▶ **Task goal**:
Transcribe all of the records word for word, but omit the pictures.

▶ **Material provided**:

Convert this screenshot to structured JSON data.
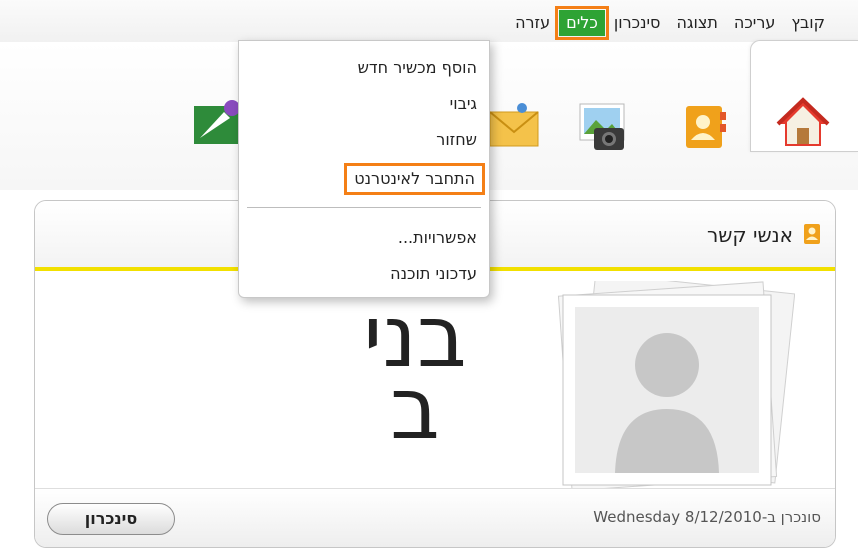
{
  "menu": {
    "items": [
      "קובץ",
      "עריכה",
      "תצוגה",
      "סינכרון",
      "כלים",
      "עזרה"
    ],
    "active": "כלים"
  },
  "tools_menu": {
    "add_device": "הוסף מכשיר חדש",
    "backup": "גיבוי",
    "restore": "שחזור",
    "connect_internet": "התחבר לאינטרנט",
    "options": "אפשרויות...",
    "software_updates": "עדכוני תוכנה"
  },
  "toolbar": {
    "icons": [
      "home-icon",
      "contacts-icon",
      "photos-icon",
      "messages-icon",
      "internet-icon"
    ]
  },
  "contacts_panel": {
    "title": "אנשי קשר",
    "contact_name_line1": "בני",
    "contact_name_line2": "ב",
    "sync_status": "סונכרן ב-Wednesday 8/12/2010",
    "sync_button": "סינכרון"
  },
  "colors": {
    "menu_active_bg": "#2ea334",
    "highlight_border": "#f47f16",
    "panel_accent": "#f2e000"
  }
}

▶ **Solution to this task**:
Convert this screenshot to structured JSON data.
{
  "menu": {
    "items": [
      "קובץ",
      "עריכה",
      "תצוגה",
      "סינכרון",
      "כלים",
      "עזרה"
    ],
    "active": "כלים"
  },
  "tools_menu": {
    "add_device": "הוסף מכשיר חדש",
    "backup": "גיבוי",
    "restore": "שחזור",
    "connect_internet": "התחבר לאינטרנט",
    "options": "אפשרויות...",
    "software_updates": "עדכוני תוכנה"
  },
  "toolbar": {
    "icons": [
      "home-icon",
      "contacts-icon",
      "photos-icon",
      "messages-icon",
      "internet-icon"
    ]
  },
  "contacts_panel": {
    "title": "אנשי קשר",
    "contact_name_line1": "בני",
    "contact_name_line2": "ב",
    "sync_status": "סונכרן ב-Wednesday 8/12/2010",
    "sync_button": "סינכרון"
  },
  "colors": {
    "menu_active_bg": "#2ea334",
    "highlight_border": "#f47f16",
    "panel_accent": "#f2e000"
  }
}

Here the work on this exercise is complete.